# Hard to find SFX



## chonc (Jun 9, 2009)

Post in here if you want to know how to acquire, record and/or design hard to get sound effects. We can work it out together!

Also post here if there is an experience you want to share in post production sound design.

Here's one:

I recently was recording some ambiance on a small town when all of the sudden the local church began shooting LOUD fireworks. I thought my ambiance was ruined... but the slapback of the explosions against the surrounding hills turned out to be a great tail for an edit of distant gunshots :T

let's hear yours!


----------



## planetnine (Mar 3, 2009)

putting enveloped and/or EQ'd white-noise, pink-noise, etc in layers with other sounds can bring realism and originality to some sounds. Layered bottom-end is another essential for some stuff. Have a listen back to anything loud and powerful that you've recorded and low-pass it for thunder, rumble, etc. At a push I've even recorded from underneath a stainless-steel sink unit with the tap running ...low-pass that, and you've got brilliant bottom-end rumble to layer-up thinner sounds or library FX with...

● STORED RECORDS:
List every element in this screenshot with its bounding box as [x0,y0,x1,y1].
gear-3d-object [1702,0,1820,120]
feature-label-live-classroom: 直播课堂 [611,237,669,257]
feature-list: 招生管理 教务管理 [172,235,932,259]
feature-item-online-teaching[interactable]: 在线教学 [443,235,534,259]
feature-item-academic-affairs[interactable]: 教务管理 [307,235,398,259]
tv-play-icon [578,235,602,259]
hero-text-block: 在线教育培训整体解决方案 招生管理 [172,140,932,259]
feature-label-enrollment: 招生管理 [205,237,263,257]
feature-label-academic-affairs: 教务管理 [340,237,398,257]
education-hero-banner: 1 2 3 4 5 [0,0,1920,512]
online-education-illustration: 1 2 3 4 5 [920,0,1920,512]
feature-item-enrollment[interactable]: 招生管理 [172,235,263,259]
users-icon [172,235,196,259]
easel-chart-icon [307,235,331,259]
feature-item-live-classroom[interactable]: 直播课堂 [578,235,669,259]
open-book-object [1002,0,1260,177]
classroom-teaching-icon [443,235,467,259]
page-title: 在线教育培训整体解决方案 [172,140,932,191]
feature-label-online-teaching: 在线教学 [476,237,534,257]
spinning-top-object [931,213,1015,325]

● WHAT YOU NEED TO DO:
Write the next reply in the forum thread on hard-to-find sound effects, picking up after planetnine's post about layering noise and low-passed rumble.

● RESPONSE TO THIS TASK:
>


----------



## chonc (Jun 9, 2009)

wow definitely will try the metal sink thing!!! great tip!

I've tried the eq'd pink noise layered with effects and works great. Just a word of advice: when editing, don't assign the pink noise rumble to the LFE channel in a 5.1 environment... otherwise you'll end up sounding thin when doing the LT RT mix!

Also try to use a band compressor to thicken a sound. Just over-compress the low frequencies and push the gain a bit... works wonders!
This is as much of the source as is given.